--- Problem details ---
Find each line with the word "marker" and copy it.
>>>
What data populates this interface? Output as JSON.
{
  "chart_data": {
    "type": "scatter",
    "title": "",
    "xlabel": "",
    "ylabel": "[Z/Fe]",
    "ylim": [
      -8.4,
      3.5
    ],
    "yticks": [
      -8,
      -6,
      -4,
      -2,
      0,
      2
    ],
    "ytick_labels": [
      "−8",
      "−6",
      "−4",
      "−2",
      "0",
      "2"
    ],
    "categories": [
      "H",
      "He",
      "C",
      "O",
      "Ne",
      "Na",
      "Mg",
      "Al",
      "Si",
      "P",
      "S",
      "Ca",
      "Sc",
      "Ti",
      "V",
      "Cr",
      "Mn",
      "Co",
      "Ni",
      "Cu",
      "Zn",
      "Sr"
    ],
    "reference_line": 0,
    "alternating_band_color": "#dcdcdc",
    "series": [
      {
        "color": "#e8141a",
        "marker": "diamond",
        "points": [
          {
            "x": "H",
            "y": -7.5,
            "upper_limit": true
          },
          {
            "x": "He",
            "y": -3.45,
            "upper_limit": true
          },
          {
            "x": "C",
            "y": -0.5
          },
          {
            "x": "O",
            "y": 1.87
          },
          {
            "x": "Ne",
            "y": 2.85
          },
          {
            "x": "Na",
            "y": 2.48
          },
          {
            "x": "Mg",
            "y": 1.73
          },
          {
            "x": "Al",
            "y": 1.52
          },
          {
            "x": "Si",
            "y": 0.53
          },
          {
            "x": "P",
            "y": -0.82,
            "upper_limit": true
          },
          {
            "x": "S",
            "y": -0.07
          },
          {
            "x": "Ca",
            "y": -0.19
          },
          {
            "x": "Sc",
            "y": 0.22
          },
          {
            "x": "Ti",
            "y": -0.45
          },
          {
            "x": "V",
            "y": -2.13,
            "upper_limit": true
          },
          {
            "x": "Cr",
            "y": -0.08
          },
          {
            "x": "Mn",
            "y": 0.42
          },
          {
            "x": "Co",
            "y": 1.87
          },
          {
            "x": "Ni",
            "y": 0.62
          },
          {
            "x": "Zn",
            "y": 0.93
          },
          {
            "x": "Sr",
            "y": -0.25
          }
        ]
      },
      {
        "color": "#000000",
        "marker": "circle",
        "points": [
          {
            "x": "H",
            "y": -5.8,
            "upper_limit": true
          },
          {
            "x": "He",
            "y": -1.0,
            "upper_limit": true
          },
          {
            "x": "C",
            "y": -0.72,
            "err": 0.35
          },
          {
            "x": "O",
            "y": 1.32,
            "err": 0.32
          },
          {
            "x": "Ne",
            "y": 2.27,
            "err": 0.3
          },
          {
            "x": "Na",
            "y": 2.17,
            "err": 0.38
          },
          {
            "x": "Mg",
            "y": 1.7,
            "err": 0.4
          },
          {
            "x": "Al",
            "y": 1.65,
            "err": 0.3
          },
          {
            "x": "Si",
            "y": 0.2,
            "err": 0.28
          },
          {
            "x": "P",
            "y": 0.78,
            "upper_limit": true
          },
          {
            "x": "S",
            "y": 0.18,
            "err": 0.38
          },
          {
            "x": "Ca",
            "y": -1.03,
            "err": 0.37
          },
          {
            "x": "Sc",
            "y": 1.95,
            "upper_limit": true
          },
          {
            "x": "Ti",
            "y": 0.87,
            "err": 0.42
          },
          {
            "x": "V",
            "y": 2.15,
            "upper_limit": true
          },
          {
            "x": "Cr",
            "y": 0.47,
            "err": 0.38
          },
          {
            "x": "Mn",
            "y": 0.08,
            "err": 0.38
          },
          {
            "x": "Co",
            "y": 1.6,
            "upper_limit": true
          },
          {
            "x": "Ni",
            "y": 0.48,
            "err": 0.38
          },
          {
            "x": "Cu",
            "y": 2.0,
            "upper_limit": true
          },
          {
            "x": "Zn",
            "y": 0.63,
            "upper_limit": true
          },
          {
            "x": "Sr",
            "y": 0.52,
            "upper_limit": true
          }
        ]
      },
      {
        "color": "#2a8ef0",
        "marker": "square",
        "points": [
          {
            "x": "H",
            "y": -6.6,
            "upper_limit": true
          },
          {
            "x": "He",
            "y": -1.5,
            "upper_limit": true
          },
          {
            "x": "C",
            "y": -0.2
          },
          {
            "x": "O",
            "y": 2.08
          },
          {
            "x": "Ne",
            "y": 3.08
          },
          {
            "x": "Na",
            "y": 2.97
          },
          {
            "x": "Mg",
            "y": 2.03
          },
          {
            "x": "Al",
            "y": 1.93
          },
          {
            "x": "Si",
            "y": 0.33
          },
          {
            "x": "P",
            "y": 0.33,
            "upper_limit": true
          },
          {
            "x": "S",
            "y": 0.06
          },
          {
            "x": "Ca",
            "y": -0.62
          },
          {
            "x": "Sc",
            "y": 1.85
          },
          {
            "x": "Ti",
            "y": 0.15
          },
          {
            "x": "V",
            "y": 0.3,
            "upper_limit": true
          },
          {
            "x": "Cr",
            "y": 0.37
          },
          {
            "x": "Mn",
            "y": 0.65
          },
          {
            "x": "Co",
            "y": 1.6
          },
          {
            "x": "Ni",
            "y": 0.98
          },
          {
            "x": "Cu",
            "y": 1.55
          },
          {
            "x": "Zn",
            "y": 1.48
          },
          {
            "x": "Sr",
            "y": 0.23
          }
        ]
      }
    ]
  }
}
<<<
--- Answer to the exercise ---
        "marker": "diamond",
        "marker": "circle",
        "marker": "square",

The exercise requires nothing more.